WHAT IS BEING ASKED »
Exactly repeat the full listing that follows.

RECORD LIST »

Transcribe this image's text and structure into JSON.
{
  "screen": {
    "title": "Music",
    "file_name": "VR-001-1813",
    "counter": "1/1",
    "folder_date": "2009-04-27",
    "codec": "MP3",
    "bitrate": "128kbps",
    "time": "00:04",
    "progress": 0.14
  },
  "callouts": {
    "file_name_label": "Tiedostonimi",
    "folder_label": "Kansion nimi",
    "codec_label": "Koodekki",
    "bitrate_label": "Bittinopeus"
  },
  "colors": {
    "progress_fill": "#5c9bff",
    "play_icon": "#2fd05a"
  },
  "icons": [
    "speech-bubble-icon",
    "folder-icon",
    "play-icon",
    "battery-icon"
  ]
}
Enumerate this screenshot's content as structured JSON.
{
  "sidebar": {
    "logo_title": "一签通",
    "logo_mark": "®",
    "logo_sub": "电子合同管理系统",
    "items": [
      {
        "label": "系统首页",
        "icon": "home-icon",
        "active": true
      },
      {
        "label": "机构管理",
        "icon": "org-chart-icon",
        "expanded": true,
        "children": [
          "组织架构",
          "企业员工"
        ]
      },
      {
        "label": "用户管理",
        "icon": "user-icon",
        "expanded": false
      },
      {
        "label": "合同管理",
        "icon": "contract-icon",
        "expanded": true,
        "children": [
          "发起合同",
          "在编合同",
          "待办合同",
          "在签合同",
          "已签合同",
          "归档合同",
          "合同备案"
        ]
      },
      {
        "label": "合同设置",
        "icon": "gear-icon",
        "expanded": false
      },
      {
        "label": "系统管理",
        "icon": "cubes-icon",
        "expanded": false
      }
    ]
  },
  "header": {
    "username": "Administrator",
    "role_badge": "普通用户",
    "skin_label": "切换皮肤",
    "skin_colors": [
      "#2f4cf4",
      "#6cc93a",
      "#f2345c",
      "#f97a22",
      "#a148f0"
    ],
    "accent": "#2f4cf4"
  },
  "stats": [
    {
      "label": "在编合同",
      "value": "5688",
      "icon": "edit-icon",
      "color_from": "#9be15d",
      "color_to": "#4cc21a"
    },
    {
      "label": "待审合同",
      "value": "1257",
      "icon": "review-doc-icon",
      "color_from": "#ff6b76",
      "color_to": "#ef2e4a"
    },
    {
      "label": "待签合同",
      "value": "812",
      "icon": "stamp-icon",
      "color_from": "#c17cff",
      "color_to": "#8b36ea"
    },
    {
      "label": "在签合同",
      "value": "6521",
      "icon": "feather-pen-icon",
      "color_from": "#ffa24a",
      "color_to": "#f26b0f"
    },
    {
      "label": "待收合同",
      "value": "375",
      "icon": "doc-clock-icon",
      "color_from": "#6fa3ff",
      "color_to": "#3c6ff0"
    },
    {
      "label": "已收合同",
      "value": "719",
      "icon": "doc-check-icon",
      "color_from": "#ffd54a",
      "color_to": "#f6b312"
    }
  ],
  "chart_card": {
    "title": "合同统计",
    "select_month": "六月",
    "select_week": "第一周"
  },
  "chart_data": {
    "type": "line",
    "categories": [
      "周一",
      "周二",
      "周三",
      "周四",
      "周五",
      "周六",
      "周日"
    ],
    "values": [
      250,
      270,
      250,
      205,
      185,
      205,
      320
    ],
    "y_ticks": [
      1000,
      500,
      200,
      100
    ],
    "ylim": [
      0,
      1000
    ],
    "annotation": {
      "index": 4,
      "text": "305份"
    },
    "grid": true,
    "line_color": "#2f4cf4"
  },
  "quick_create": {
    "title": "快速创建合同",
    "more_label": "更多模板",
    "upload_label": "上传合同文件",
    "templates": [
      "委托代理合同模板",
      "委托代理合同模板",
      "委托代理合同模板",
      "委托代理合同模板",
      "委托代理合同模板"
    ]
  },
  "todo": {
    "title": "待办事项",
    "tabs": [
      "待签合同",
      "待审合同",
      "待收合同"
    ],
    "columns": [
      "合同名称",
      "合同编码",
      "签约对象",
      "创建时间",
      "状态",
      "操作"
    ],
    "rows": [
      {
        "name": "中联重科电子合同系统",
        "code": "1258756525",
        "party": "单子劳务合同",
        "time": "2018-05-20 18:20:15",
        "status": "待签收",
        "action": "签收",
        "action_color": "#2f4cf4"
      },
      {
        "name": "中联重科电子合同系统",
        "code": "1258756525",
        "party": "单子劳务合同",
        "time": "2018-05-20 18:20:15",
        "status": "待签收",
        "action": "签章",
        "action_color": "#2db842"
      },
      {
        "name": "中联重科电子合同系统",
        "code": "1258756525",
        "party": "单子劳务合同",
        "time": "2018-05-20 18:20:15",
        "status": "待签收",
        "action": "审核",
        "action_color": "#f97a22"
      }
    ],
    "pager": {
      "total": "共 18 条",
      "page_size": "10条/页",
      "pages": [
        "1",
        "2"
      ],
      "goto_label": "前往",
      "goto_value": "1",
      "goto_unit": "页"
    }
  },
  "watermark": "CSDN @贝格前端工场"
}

RESULT »
Transcribe this image's text and structure into JSON.
{
  "screen": {
    "title": "Music",
    "file_name": "VR-001-1813",
    "counter": "1/1",
    "folder_date": "2009-04-27",
    "codec": "MP3",
    "bitrate": "128kbps",
    "time": "00:04",
    "progress": 0.14
  },
  "callouts": {
    "file_name_label": "Tiedostonimi",
    "folder_label": "Kansion nimi",
    "codec_label": "Koodekki",
    "bitrate_label": "Bittinopeus"
  },
  "colors": {
    "progress_fill": "#5c9bff",
    "play_icon": "#2fd05a"
  },
  "icons": [
    "speech-bubble-icon",
    "folder-icon",
    "play-icon",
    "battery-icon"
  ]
}
Enumerate this screenshot's content as structured JSON.
{
  "sidebar": {
    "logo_title": "一签通",
    "logo_mark": "®",
    "logo_sub": "电子合同管理系统",
    "items": [
      {
        "label": "系统首页",
        "icon": "home-icon",
        "active": true
      },
      {
        "label": "机构管理",
        "icon": "org-chart-icon",
        "expanded": true,
        "children": [
          "组织架构",
          "企业员工"
        ]
      },
      {
        "label": "用户管理",
        "icon": "user-icon",
        "expanded": false
      },
      {
        "label": "合同管理",
        "icon": "contract-icon",
        "expanded": true,
        "children": [
          "发起合同",
          "在编合同",
          "待办合同",
          "在签合同",
          "已签合同",
          "归档合同",
          "合同备案"
        ]
      },
      {
        "label": "合同设置",
        "icon": "gear-icon",
        "expanded": false
      },
      {
        "label": "系统管理",
        "icon": "cubes-icon",
        "expanded": false
      }
    ]
  },
  "header": {
    "username": "Administrator",
    "role_badge": "普通用户",
    "skin_label": "切换皮肤",
    "skin_colors": [
      "#2f4cf4",
      "#6cc93a",
      "#f2345c",
      "#f97a22",
      "#a148f0"
    ],
    "accent": "#2f4cf4"
  },
  "stats": [
    {
      "label": "在编合同",
      "value": "5688",
      "icon": "edit-icon",
      "color_from": "#9be15d",
      "color_to": "#4cc21a"
    },
    {
      "label": "待审合同",
      "value": "1257",
      "icon": "review-doc-icon",
      "color_from": "#ff6b76",
      "color_to": "#ef2e4a"
    },
    {
      "label": "待签合同",
      "value": "812",
      "icon": "stamp-icon",
      "color_from": "#c17cff",
      "color_to": "#8b36ea"
    },
    {
      "label": "在签合同",
      "value": "6521",
      "icon": "feather-pen-icon",
      "color_from": "#ffa24a",
      "color_to": "#f26b0f"
    },
    {
      "label": "待收合同",
      "value": "375",
      "icon": "doc-clock-icon",
      "color_from": "#6fa3ff",
      "color_to": "#3c6ff0"
    },
    {
      "label": "已收合同",
      "value": "719",
      "icon": "doc-check-icon",
      "color_from": "#ffd54a",
      "color_to": "#f6b312"
    }
  ],
  "chart_card": {
    "title": "合同统计",
    "select_month": "六月",
    "select_week": "第一周"
  },
  "chart_data": {
    "type": "line",
    "categories": [
      "周一",
      "周二",
      "周三",
      "周四",
      "周五",
      "周六",
      "周日"
    ],
    "values": [
      250,
      270,
      250,
      205,
      185,
      205,
      320
    ],
    "y_ticks": [
      1000,
      500,
      200,
      100
    ],
    "ylim": [
      0,
      1000
    ],
    "annotation": {
      "index": 4,
      "text": "305份"
    },
    "grid": true,
    "line_color": "#2f4cf4"
  },
  "quick_create": {
    "title": "快速创建合同",
    "more_label": "更多模板",
    "upload_label": "上传合同文件",
    "templates": [
      "委托代理合同模板",
      "委托代理合同模板",
      "委托代理合同模板",
      "委托代理合同模板",
      "委托代理合同模板"
    ]
  },
  "todo": {
    "title": "待办事项",
    "tabs": [
      "待签合同",
      "待审合同",
      "待收合同"
    ],
    "columns": [
      "合同名称",
      "合同编码",
      "签约对象",
      "创建时间",
      "状态",
      "操作"
    ],
    "rows": [
      {
        "name": "中联重科电子合同系统",
        "code": "1258756525",
        "party": "单子劳务合同",
        "time": "2018-05-20 18:20:15",
        "status": "待签收",
        "action": "签收",
        "action_color": "#2f4cf4"
      },
      {
        "name": "中联重科电子合同系统",
        "code": "1258756525",
        "party": "单子劳务合同",
        "time": "2018-05-20 18:20:15",
        "status": "待签收",
        "action": "签章",
        "action_color": "#2db842"
      },
      {
        "name": "中联重科电子合同系统",
        "code": "1258756525",
        "party": "单子劳务合同",
        "time": "2018-05-20 18:20:15",
        "status": "待签收",
        "action": "审核",
        "action_color": "#f97a22"
      }
    ],
    "pager": {
      "total": "共 18 条",
      "page_size": "10条/页",
      "pages": [
        "1",
        "2"
      ],
      "goto_label": "前往",
      "goto_value": "1",
      "goto_unit": "页"
    }
  },
  "watermark": "CSDN @贝格前端工场"
}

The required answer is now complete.